(Working data)
>>>

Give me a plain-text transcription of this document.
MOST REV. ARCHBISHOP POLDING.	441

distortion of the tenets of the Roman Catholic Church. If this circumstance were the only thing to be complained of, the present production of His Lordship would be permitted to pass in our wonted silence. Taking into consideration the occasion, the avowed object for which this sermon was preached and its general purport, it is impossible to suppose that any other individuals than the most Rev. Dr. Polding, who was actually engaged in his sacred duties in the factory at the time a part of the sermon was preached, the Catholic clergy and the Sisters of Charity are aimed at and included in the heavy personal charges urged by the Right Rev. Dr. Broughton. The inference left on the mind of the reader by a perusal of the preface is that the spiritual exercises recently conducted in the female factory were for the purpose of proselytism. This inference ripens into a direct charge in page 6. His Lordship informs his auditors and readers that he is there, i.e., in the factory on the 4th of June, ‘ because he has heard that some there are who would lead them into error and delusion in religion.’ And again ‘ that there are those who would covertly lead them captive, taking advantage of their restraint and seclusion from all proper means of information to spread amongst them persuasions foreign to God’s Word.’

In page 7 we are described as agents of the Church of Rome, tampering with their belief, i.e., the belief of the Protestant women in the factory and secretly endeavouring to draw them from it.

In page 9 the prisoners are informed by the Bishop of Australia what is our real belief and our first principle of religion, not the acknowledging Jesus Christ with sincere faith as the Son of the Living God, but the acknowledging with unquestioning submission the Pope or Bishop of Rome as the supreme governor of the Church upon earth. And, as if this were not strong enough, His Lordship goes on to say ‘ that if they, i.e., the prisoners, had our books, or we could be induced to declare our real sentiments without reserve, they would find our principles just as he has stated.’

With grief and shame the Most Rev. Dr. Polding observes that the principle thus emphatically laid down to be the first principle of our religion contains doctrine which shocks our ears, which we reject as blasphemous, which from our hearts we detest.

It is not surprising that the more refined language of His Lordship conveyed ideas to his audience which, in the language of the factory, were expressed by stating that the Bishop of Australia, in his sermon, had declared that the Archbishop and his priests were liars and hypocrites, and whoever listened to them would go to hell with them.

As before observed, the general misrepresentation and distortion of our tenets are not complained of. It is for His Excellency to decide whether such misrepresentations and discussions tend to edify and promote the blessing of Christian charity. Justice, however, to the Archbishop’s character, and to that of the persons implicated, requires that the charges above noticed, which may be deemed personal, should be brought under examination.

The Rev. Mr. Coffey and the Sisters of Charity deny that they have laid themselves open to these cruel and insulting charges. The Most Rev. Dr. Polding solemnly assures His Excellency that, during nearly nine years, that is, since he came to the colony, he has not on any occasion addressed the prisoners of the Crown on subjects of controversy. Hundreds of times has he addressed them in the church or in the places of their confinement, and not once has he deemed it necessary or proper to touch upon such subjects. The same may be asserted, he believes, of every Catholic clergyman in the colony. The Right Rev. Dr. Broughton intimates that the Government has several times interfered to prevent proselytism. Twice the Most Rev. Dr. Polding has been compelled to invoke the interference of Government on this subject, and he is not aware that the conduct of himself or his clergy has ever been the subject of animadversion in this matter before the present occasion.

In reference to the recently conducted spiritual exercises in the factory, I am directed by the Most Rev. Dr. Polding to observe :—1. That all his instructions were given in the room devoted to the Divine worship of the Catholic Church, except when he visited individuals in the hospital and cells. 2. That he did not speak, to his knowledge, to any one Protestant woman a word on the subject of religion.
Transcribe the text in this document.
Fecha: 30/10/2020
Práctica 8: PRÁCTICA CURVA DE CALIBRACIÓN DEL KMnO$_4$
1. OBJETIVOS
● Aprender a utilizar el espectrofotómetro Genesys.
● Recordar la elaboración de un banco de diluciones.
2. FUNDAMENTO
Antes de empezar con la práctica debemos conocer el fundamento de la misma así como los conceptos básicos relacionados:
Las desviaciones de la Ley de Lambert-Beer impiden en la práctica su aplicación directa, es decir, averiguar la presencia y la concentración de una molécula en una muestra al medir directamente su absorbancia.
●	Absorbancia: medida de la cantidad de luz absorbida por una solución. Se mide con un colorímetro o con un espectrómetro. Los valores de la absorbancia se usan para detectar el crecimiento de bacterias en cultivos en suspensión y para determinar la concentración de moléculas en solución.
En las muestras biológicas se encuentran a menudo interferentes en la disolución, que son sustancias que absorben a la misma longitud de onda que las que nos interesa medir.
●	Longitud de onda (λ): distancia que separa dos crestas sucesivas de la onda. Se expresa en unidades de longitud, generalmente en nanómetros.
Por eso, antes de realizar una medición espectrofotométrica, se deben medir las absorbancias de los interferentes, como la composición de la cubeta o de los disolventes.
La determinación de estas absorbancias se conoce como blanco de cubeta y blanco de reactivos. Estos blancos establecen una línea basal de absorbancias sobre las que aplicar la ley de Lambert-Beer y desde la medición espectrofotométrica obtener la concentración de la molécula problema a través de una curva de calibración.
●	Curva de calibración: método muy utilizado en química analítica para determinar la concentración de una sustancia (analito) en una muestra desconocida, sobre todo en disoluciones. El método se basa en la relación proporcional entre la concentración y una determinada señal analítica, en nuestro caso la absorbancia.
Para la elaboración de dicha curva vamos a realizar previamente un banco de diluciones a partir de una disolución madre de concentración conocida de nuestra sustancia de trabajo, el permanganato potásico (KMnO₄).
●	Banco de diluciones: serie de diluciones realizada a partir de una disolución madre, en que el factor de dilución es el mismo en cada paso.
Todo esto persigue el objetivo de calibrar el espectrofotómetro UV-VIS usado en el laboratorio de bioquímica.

<<<

(Required work) Return the full material unchanged.

(Expected answer)
Give me a plain-text transcription of this document.
MOST REV. ARCHBISHOP POLDING.	441

distortion of the tenets of the Roman Catholic Church. If this circumstance were the only thing to be complained of, the present production of His Lordship would be permitted to pass in our wonted silence. Taking into consideration the occasion, the avowed object for which this sermon was preached and its general purport, it is impossible to suppose that any other individuals than the most Rev. Dr. Polding, who was actually engaged in his sacred duties in the factory at the time a part of the sermon was preached, the Catholic clergy and the Sisters of Charity are aimed at and included in the heavy personal charges urged by the Right Rev. Dr. Broughton. The inference left on the mind of the reader by a perusal of the preface is that the spiritual exercises recently conducted in the female factory were for the purpose of proselytism. This inference ripens into a direct charge in page 6. His Lordship informs his auditors and readers that he is there, i.e., in the factory on the 4th of June, ‘ because he has heard that some there are who would lead them into error and delusion in religion.’ And again ‘ that there are those who would covertly lead them captive, taking advantage of their restraint and seclusion from all proper means of information to spread amongst them persuasions foreign to God’s Word.’

In page 7 we are described as agents of the Church of Rome, tampering with their belief, i.e., the belief of the Protestant women in the factory and secretly endeavouring to draw them from it.

In page 9 the prisoners are informed by the Bishop of Australia what is our real belief and our first principle of religion, not the acknowledging Jesus Christ with sincere faith as the Son of the Living God, but the acknowledging with unquestioning submission the Pope or Bishop of Rome as the supreme governor of the Church upon earth. And, as if this were not strong enough, His Lordship goes on to say ‘ that if they, i.e., the prisoners, had our books, or we could be induced to declare our real sentiments without reserve, they would find our principles just as he has stated.’

With grief and shame the Most Rev. Dr. Polding observes that the principle thus emphatically laid down to be the first principle of our religion contains doctrine which shocks our ears, which we reject as blasphemous, which from our hearts we detest.

It is not surprising that the more refined language of His Lordship conveyed ideas to his audience which, in the language of the factory, were expressed by stating that the Bishop of Australia, in his sermon, had declared that the Archbishop and his priests were liars and hypocrites, and whoever listened to them would go to hell with them.

As before observed, the general misrepresentation and distortion of our tenets are not complained of. It is for His Excellency to decide whether such misrepresentations and discussions tend to edify and promote the blessing of Christian charity. Justice, however, to the Archbishop’s character, and to that of the persons implicated, requires that the charges above noticed, which may be deemed personal, should be brought under examination.

The Rev. Mr. Coffey and the Sisters of Charity deny that they have laid themselves open to these cruel and insulting charges. The Most Rev. Dr. Polding solemnly assures His Excellency that, during nearly nine years, that is, since he came to the colony, he has not on any occasion addressed the prisoners of the Crown on subjects of controversy. Hundreds of times has he addressed them in the church or in the places of their confinement, and not once has he deemed it necessary or proper to touch upon such subjects. The same may be asserted, he believes, of every Catholic clergyman in the colony. The Right Rev. Dr. Broughton intimates that the Government has several times interfered to prevent proselytism. Twice the Most Rev. Dr. Polding has been compelled to invoke the interference of Government on this subject, and he is not aware that the conduct of himself or his clergy has ever been the subject of animadversion in this matter before the present occasion.

In reference to the recently conducted spiritual exercises in the factory, I am directed by the Most Rev. Dr. Polding to observe :—1. That all his instructions were given in the room devoted to the Divine worship of the Catholic Church, except when he visited individuals in the hospital and cells. 2. That he did not speak, to his knowledge, to any one Protestant woman a word on the subject of religion.
Transcribe the text in this document.
Fecha: 30/10/2020
Práctica 8: PRÁCTICA CURVA DE CALIBRACIÓN DEL KMnO$_4$
1. OBJETIVOS
● Aprender a utilizar el espectrofotómetro Genesys.
● Recordar la elaboración de un banco de diluciones.
2. FUNDAMENTO
Antes de empezar con la práctica debemos conocer el fundamento de la misma así como los conceptos básicos relacionados:
Las desviaciones de la Ley de Lambert-Beer impiden en la práctica su aplicación directa, es decir, averiguar la presencia y la concentración de una molécula en una muestra al medir directamente su absorbancia.
●	Absorbancia: medida de la cantidad de luz absorbida por una solución. Se mide con un colorímetro o con un espectrómetro. Los valores de la absorbancia se usan para detectar el crecimiento de bacterias en cultivos en suspensión y para determinar la concentración de moléculas en solución.
En las muestras biológicas se encuentran a menudo interferentes en la disolución, que son sustancias que absorben a la misma longitud de onda que las que nos interesa medir.
●	Longitud de onda (λ): distancia que separa dos crestas sucesivas de la onda. Se expresa en unidades de longitud, generalmente en nanómetros.
Por eso, antes de realizar una medición espectrofotométrica, se deben medir las absorbancias de los interferentes, como la composición de la cubeta o de los disolventes.
La determinación de estas absorbancias se conoce como blanco de cubeta y blanco de reactivos. Estos blancos establecen una línea basal de absorbancias sobre las que aplicar la ley de Lambert-Beer y desde la medición espectrofotométrica obtener la concentración de la molécula problema a través de una curva de calibración.
●	Curva de calibración: método muy utilizado en química analítica para determinar la concentración de una sustancia (analito) en una muestra desconocida, sobre todo en disoluciones. El método se basa en la relación proporcional entre la concentración y una determinada señal analítica, en nuestro caso la absorbancia.
Para la elaboración de dicha curva vamos a realizar previamente un banco de diluciones a partir de una disolución madre de concentración conocida de nuestra sustancia de trabajo, el permanganato potásico (KMnO₄).
●	Banco de diluciones: serie de diluciones realizada a partir de una disolución madre, en que el factor de dilución es el mismo en cada paso.
Todo esto persigue el objetivo de calibrar el espectrofotómetro UV-VIS usado en el laboratorio de bioquímica.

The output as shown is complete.